The problem:
Below are some records; reproduce every one of them exactly.

### Provided information ###

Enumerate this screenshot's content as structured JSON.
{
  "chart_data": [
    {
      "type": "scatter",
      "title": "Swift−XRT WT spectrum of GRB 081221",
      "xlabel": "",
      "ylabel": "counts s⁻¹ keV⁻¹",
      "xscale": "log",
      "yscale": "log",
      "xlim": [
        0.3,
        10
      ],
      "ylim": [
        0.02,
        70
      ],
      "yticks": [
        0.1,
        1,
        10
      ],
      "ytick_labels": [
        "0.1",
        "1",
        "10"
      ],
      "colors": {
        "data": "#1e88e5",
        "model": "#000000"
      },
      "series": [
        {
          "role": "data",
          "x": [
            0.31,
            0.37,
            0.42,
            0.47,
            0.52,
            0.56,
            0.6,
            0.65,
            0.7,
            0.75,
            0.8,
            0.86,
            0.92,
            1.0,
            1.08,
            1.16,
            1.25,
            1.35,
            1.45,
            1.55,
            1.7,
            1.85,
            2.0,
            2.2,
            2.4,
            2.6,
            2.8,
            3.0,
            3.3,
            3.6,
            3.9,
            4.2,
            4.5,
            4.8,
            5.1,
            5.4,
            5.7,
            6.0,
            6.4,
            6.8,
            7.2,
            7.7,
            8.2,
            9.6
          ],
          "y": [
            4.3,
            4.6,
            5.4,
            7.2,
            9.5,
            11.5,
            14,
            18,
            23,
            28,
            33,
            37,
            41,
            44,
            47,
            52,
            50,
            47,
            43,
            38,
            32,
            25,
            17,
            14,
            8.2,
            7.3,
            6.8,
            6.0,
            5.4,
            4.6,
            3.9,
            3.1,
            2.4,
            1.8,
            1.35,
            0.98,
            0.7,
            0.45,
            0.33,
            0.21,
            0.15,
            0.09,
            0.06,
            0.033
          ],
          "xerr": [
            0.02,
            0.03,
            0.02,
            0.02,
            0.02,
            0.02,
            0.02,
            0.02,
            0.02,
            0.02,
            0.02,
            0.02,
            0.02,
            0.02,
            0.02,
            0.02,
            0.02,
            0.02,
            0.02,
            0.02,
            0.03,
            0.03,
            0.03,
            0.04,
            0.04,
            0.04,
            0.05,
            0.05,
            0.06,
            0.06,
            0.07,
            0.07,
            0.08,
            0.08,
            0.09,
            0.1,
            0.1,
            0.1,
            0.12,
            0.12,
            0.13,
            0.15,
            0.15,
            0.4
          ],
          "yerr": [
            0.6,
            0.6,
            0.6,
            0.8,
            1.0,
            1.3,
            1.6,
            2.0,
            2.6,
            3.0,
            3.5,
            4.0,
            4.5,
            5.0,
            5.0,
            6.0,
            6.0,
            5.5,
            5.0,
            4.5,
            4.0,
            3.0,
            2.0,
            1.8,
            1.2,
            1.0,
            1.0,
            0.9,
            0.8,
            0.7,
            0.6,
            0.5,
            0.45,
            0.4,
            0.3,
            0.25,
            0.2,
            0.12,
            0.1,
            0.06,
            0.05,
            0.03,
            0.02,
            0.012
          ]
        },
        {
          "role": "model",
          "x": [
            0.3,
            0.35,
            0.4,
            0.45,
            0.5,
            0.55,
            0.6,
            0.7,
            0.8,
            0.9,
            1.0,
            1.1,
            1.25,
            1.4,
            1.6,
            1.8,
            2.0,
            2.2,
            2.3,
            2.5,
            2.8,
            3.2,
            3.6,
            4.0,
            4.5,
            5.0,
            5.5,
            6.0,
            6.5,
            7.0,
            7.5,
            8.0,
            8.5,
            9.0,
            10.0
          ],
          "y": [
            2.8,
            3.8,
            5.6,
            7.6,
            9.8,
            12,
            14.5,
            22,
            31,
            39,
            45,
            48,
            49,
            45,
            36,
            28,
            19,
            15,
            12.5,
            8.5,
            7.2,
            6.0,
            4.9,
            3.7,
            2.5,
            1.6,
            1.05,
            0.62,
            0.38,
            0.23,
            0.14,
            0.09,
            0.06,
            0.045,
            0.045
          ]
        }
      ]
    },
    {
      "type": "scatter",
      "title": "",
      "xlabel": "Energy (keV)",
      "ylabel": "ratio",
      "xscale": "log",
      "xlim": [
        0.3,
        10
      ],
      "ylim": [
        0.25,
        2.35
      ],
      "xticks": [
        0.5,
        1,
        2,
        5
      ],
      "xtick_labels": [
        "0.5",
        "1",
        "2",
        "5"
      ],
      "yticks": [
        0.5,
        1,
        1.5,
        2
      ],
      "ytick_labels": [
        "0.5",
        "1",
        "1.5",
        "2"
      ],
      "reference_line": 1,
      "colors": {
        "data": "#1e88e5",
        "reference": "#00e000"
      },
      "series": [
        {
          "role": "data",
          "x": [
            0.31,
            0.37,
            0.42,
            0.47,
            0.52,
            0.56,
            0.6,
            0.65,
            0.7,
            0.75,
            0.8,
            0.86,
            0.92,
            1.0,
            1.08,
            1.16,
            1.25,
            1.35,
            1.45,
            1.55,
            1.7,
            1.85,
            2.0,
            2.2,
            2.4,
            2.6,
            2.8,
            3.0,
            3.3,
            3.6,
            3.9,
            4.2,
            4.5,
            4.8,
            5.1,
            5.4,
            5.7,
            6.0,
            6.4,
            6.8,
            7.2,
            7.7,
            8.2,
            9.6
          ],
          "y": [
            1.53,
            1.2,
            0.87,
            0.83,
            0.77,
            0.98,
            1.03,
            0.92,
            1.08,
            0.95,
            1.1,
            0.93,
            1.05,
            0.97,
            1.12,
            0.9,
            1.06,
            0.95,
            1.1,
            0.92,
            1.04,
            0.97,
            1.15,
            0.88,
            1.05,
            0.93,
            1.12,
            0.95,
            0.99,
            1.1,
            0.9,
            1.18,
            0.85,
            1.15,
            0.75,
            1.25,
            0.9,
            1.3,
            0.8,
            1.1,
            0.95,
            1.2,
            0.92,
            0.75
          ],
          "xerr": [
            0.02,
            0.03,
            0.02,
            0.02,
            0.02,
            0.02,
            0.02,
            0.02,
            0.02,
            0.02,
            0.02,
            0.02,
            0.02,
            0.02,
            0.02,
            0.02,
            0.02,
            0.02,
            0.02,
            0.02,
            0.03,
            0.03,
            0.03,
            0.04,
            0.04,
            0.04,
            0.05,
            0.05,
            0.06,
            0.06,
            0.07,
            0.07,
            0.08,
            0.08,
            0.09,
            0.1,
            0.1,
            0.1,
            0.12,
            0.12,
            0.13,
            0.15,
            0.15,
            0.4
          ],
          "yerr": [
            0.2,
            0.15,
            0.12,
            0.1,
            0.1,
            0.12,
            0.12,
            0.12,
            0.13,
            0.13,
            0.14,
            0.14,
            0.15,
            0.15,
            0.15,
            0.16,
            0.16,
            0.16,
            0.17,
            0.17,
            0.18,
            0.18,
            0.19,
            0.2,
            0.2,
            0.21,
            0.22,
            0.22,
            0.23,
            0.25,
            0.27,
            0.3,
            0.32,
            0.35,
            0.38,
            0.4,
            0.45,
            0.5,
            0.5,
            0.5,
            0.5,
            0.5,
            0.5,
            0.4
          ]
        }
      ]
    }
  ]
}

###

Correct response:
Enumerate this screenshot's content as structured JSON.
{
  "chart_data": [
    {
      "type": "scatter",
      "title": "Swift−XRT WT spectrum of GRB 081221",
      "xlabel": "",
      "ylabel": "counts s⁻¹ keV⁻¹",
      "xscale": "log",
      "yscale": "log",
      "xlim": [
        0.3,
        10
      ],
      "ylim": [
        0.02,
        70
      ],
      "yticks": [
        0.1,
        1,
        10
      ],
      "ytick_labels": [
        "0.1",
        "1",
        "10"
      ],
      "colors": {
        "data": "#1e88e5",
        "model": "#000000"
      },
      "series": [
        {
          "role": "data",
          "x": [
            0.31,
            0.37,
            0.42,
            0.47,
            0.52,
            0.56,
            0.6,
            0.65,
            0.7,
            0.75,
            0.8,
            0.86,
            0.92,
            1.0,
            1.08,
            1.16,
            1.25,
            1.35,
            1.45,
            1.55,
            1.7,
            1.85,
            2.0,
            2.2,
            2.4,
            2.6,
            2.8,
            3.0,
            3.3,
            3.6,
            3.9,
            4.2,
            4.5,
            4.8,
            5.1,
            5.4,
            5.7,
            6.0,
            6.4,
            6.8,
            7.2,
            7.7,
            8.2,
            9.6
          ],
          "y": [
            4.3,
            4.6,
            5.4,
            7.2,
            9.5,
            11.5,
            14,
            18,
            23,
            28,
            33,
            37,
            41,
            44,
            47,
            52,
            50,
            47,
            43,
            38,
            32,
            25,
            17,
            14,
            8.2,
            7.3,
            6.8,
            6.0,
            5.4,
            4.6,
            3.9,
            3.1,
            2.4,
            1.8,
            1.35,
            0.98,
            0.7,
            0.45,
            0.33,
            0.21,
            0.15,
            0.09,
            0.06,
            0.033
          ],
          "xerr": [
            0.02,
            0.03,
            0.02,
            0.02,
            0.02,
            0.02,
            0.02,
            0.02,
            0.02,
            0.02,
            0.02,
            0.02,
            0.02,
            0.02,
            0.02,
            0.02,
            0.02,
            0.02,
            0.02,
            0.02,
            0.03,
            0.03,
            0.03,
            0.04,
            0.04,
            0.04,
            0.05,
            0.05,
            0.06,
            0.06,
            0.07,
            0.07,
            0.08,
            0.08,
            0.09,
            0.1,
            0.1,
            0.1,
            0.12,
            0.12,
            0.13,
            0.15,
            0.15,
            0.4
          ],
          "yerr": [
            0.6,
            0.6,
            0.6,
            0.8,
            1.0,
            1.3,
            1.6,
            2.0,
            2.6,
            3.0,
            3.5,
            4.0,
            4.5,
            5.0,
            5.0,
            6.0,
            6.0,
            5.5,
            5.0,
            4.5,
            4.0,
            3.0,
            2.0,
            1.8,
            1.2,
            1.0,
            1.0,
            0.9,
            0.8,
            0.7,
            0.6,
            0.5,
            0.45,
            0.4,
            0.3,
            0.25,
            0.2,
            0.12,
            0.1,
            0.06,
            0.05,
            0.03,
            0.02,
            0.012
          ]
        },
        {
          "role": "model",
          "x": [
            0.3,
            0.35,
            0.4,
            0.45,
            0.5,
            0.55,
            0.6,
            0.7,
            0.8,
            0.9,
            1.0,
            1.1,
            1.25,
            1.4,
            1.6,
            1.8,
            2.0,
            2.2,
            2.3,
            2.5,
            2.8,
            3.2,
            3.6,
            4.0,
            4.5,
            5.0,
            5.5,
            6.0,
            6.5,
            7.0,
            7.5,
            8.0,
            8.5,
            9.0,
            10.0
          ],
          "y": [
            2.8,
            3.8,
            5.6,
            7.6,
            9.8,
            12,
            14.5,
            22,
            31,
            39,
            45,
            48,
            49,
            45,
            36,
            28,
            19,
            15,
            12.5,
            8.5,
            7.2,
            6.0,
            4.9,
            3.7,
            2.5,
            1.6,
            1.05,
            0.62,
            0.38,
            0.23,
            0.14,
            0.09,
            0.06,
            0.045,
            0.045
          ]
        }
      ]
    },
    {
      "type": "scatter",
      "title": "",
      "xlabel": "Energy (keV)",
      "ylabel": "ratio",
      "xscale": "log",
      "xlim": [
        0.3,
        10
      ],
      "ylim": [
        0.25,
        2.35
      ],
      "xticks": [
        0.5,
        1,
        2,
        5
      ],
      "xtick_labels": [
        "0.5",
        "1",
        "2",
        "5"
      ],
      "yticks": [
        0.5,
        1,
        1.5,
        2
      ],
      "ytick_labels": [
        "0.5",
        "1",
        "1.5",
        "2"
      ],
      "reference_line": 1,
      "colors": {
        "data": "#1e88e5",
        "reference": "#00e000"
      },
      "series": [
        {
          "role": "data",
          "x": [
            0.31,
            0.37,
            0.42,
            0.47,
            0.52,
            0.56,
            0.6,
            0.65,
            0.7,
            0.75,
            0.8,
            0.86,
            0.92,
            1.0,
            1.08,
            1.16,
            1.25,
            1.35,
            1.45,
            1.55,
            1.7,
            1.85,
            2.0,
            2.2,
            2.4,
            2.6,
            2.8,
            3.0,
            3.3,
            3.6,
            3.9,
            4.2,
            4.5,
            4.8,
            5.1,
            5.4,
            5.7,
            6.0,
            6.4,
            6.8,
            7.2,
            7.7,
            8.2,
            9.6
          ],
          "y": [
            1.53,
            1.2,
            0.87,
            0.83,
            0.77,
            0.98,
            1.03,
            0.92,
            1.08,
            0.95,
            1.1,
            0.93,
            1.05,
            0.97,
            1.12,
            0.9,
            1.06,
            0.95,
            1.1,
            0.92,
            1.04,
            0.97,
            1.15,
            0.88,
            1.05,
            0.93,
            1.12,
            0.95,
            0.99,
            1.1,
            0.9,
            1.18,
            0.85,
            1.15,
            0.75,
            1.25,
            0.9,
            1.3,
            0.8,
            1.1,
            0.95,
            1.2,
            0.92,
            0.75
          ],
          "xerr": [
            0.02,
            0.03,
            0.02,
            0.02,
            0.02,
            0.02,
            0.02,
            0.02,
            0.02,
            0.02,
            0.02,
            0.02,
            0.02,
            0.02,
            0.02,
            0.02,
            0.02,
            0.02,
            0.02,
            0.02,
            0.03,
            0.03,
            0.03,
            0.04,
            0.04,
            0.04,
            0.05,
            0.05,
            0.06,
            0.06,
            0.07,
            0.07,
            0.08,
            0.08,
            0.09,
            0.1,
            0.1,
            0.1,
            0.12,
            0.12,
            0.13,
            0.15,
            0.15,
            0.4
          ],
          "yerr": [
            0.2,
            0.15,
            0.12,
            0.1,
            0.1,
            0.12,
            0.12,
            0.12,
            0.13,
            0.13,
            0.14,
            0.14,
            0.15,
            0.15,
            0.15,
            0.16,
            0.16,
            0.16,
            0.17,
            0.17,
            0.18,
            0.18,
            0.19,
            0.2,
            0.2,
            0.21,
            0.22,
            0.22,
            0.23,
            0.25,
            0.27,
            0.3,
            0.32,
            0.35,
            0.38,
            0.4,
            0.45,
            0.5,
            0.5,
            0.5,
            0.5,
            0.5,
            0.5,
            0.4
          ]
        }
      ]
    }
  ]
}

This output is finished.